**Stated exercise:** Reproduce all of the data that follows, character for character.

**Data shown:**
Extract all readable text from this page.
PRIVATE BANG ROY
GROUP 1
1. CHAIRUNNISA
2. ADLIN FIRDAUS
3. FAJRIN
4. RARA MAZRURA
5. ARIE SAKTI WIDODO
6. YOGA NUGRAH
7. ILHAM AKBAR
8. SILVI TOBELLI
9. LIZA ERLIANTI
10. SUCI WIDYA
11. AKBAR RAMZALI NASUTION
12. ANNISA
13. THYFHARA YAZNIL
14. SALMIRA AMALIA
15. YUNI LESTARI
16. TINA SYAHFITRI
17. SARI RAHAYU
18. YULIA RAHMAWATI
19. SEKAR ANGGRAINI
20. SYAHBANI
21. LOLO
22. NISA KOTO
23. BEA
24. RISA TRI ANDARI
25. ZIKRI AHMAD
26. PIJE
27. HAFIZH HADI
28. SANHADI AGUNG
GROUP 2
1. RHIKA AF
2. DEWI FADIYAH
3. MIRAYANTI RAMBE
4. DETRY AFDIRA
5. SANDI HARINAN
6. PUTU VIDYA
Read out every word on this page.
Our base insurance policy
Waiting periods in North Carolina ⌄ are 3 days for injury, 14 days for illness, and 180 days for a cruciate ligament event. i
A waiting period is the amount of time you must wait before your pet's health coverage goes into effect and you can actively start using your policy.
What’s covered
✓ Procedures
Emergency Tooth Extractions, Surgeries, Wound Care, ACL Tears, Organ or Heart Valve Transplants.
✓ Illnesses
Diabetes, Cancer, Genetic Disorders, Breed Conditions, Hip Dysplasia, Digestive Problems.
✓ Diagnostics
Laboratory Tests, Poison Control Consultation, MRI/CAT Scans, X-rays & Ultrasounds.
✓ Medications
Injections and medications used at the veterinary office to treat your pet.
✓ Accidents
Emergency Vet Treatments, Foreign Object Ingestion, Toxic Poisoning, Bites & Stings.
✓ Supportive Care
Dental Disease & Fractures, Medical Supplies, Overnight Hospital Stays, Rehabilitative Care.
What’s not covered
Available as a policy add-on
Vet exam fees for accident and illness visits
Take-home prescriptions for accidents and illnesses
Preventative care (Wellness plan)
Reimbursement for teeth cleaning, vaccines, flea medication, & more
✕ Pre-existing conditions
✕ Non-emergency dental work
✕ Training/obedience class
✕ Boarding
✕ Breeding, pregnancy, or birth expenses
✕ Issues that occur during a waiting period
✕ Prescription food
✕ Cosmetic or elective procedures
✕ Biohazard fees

**Output:**
Extract all readable text from this page.
PRIVATE BANG ROY
GROUP 1
1. CHAIRUNNISA
2. ADLIN FIRDAUS
3. FAJRIN
4. RARA MAZRURA
5. ARIE SAKTI WIDODO
6. YOGA NUGRAH
7. ILHAM AKBAR
8. SILVI TOBELLI
9. LIZA ERLIANTI
10. SUCI WIDYA
11. AKBAR RAMZALI NASUTION
12. ANNISA
13. THYFHARA YAZNIL
14. SALMIRA AMALIA
15. YUNI LESTARI
16. TINA SYAHFITRI
17. SARI RAHAYU
18. YULIA RAHMAWATI
19. SEKAR ANGGRAINI
20. SYAHBANI
21. LOLO
22. NISA KOTO
23. BEA
24. RISA TRI ANDARI
25. ZIKRI AHMAD
26. PIJE
27. HAFIZH HADI
28. SANHADI AGUNG
GROUP 2
1. RHIKA AF
2. DEWI FADIYAH
3. MIRAYANTI RAMBE
4. DETRY AFDIRA
5. SANDI HARINAN
6. PUTU VIDYA
Read out every word on this page.
Our base insurance policy
Waiting periods in North Carolina ⌄ are 3 days for injury, 14 days for illness, and 180 days for a cruciate ligament event. i
A waiting period is the amount of time you must wait before your pet's health coverage goes into effect and you can actively start using your policy.
What’s covered
✓ Procedures
Emergency Tooth Extractions, Surgeries, Wound Care, ACL Tears, Organ or Heart Valve Transplants.
✓ Illnesses
Diabetes, Cancer, Genetic Disorders, Breed Conditions, Hip Dysplasia, Digestive Problems.
✓ Diagnostics
Laboratory Tests, Poison Control Consultation, MRI/CAT Scans, X-rays & Ultrasounds.
✓ Medications
Injections and medications used at the veterinary office to treat your pet.
✓ Accidents
Emergency Vet Treatments, Foreign Object Ingestion, Toxic Poisoning, Bites & Stings.
✓ Supportive Care
Dental Disease & Fractures, Medical Supplies, Overnight Hospital Stays, Rehabilitative Care.
What’s not covered
Available as a policy add-on
Vet exam fees for accident and illness visits
Take-home prescriptions for accidents and illnesses
Preventative care (Wellness plan)
Reimbursement for teeth cleaning, vaccines, flea medication, & more
✕ Pre-existing conditions
✕ Non-emergency dental work
✕ Training/obedience class
✕ Boarding
✕ Breeding, pregnancy, or birth expenses
✕ Issues that occur during a waiting period
✕ Prescription food
✕ Cosmetic or elective procedures
✕ Biohazard fees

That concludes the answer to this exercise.